**Work required:**
Work through the data line by line, gathering every line that has the word "nhất".

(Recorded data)
************

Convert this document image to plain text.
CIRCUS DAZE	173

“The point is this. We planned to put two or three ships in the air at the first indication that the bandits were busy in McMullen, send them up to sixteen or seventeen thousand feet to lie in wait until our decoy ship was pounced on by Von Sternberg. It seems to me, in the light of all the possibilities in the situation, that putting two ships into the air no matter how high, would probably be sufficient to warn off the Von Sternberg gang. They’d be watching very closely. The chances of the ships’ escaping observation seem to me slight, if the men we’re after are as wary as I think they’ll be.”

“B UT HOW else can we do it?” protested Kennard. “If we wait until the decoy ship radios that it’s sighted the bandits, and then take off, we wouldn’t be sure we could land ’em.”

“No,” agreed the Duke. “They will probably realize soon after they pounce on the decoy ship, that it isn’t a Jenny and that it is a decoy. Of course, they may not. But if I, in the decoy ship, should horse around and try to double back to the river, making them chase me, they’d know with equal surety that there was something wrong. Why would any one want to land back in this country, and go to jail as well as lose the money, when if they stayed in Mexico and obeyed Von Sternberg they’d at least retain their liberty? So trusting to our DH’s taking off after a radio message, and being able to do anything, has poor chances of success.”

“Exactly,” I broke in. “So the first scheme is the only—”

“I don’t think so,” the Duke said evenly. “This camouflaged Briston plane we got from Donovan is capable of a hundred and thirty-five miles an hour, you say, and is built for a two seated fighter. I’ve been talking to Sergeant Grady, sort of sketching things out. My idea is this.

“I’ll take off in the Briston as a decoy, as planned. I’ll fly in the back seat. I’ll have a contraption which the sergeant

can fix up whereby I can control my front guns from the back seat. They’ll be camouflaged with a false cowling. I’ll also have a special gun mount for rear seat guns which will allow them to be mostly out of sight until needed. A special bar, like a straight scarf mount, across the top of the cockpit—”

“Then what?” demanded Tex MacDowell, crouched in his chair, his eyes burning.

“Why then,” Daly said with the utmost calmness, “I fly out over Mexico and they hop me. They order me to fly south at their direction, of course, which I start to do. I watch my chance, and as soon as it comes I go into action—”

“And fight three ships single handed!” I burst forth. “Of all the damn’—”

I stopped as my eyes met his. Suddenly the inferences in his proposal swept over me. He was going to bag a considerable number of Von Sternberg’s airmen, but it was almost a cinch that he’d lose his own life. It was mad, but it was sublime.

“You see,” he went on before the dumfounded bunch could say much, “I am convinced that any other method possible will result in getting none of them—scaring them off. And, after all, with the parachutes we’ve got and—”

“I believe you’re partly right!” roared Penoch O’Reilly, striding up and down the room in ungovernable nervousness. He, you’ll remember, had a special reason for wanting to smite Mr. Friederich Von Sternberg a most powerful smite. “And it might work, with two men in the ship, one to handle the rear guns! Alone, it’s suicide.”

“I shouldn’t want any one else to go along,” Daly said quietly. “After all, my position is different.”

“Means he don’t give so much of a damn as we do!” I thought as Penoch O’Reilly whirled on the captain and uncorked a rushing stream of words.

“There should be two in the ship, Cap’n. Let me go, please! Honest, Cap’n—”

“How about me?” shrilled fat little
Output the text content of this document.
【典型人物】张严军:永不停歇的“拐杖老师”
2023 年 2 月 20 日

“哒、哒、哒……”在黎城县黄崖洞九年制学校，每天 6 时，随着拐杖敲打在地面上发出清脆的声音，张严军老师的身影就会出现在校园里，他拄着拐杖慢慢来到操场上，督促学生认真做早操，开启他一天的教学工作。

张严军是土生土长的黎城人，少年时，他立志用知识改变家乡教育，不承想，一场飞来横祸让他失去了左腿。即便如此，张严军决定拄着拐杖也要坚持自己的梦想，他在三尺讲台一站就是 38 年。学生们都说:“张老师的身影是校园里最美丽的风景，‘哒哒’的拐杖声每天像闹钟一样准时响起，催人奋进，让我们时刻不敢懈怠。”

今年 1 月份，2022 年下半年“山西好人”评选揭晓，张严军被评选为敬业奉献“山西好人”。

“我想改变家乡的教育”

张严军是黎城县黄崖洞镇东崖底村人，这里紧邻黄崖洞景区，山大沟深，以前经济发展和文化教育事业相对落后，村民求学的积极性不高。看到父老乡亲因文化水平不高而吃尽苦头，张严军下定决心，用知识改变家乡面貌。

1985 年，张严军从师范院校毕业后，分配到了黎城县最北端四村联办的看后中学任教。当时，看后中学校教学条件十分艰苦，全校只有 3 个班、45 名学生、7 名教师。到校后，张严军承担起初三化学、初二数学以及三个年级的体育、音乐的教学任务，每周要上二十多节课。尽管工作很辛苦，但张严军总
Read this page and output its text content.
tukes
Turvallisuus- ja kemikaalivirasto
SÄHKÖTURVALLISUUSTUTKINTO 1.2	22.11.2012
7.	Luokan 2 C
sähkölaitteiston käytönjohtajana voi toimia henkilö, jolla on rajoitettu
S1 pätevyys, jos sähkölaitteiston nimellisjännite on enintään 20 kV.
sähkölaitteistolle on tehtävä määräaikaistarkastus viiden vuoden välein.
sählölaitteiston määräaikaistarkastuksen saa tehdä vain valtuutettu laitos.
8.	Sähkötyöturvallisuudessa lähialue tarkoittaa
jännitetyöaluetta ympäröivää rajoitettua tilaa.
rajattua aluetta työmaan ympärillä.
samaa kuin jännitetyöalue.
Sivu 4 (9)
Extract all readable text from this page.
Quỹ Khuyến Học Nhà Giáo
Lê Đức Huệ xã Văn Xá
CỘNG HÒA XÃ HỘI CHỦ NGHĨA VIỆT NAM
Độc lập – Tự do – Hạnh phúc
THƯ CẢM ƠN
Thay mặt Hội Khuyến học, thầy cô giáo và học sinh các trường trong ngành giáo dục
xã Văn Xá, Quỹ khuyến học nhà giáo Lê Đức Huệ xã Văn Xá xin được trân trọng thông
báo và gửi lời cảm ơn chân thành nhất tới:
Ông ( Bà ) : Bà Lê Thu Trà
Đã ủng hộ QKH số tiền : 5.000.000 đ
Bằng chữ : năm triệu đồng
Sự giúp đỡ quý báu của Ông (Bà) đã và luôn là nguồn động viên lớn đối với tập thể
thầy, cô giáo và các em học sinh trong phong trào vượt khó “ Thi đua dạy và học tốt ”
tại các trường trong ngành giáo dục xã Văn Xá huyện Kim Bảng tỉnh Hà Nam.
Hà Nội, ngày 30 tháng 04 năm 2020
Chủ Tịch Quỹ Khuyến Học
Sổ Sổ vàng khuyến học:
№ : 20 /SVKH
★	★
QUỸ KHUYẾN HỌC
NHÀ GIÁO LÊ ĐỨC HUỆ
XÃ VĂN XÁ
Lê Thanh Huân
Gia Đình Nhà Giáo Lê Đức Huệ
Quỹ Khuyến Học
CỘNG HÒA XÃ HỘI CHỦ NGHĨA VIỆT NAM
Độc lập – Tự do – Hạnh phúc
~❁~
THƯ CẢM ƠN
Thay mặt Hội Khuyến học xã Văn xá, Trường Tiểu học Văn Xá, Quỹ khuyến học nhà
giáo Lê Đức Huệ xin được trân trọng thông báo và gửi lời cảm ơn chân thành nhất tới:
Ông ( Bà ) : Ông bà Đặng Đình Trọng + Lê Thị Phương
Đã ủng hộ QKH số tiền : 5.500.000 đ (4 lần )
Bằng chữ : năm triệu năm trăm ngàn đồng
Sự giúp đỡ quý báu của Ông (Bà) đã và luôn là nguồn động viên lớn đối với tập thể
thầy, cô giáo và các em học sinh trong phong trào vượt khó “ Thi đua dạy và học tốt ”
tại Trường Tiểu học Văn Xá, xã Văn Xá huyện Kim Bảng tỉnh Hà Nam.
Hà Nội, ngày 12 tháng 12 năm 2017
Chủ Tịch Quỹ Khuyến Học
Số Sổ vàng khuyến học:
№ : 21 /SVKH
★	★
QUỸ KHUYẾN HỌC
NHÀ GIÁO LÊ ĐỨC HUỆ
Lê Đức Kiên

************

**Task solution:**
báo và gửi lời cảm ơn chân thành nhất tới:
giáo Lê Đức Huệ xin được trân trọng thông báo và gửi lời cảm ơn chân thành nhất tới:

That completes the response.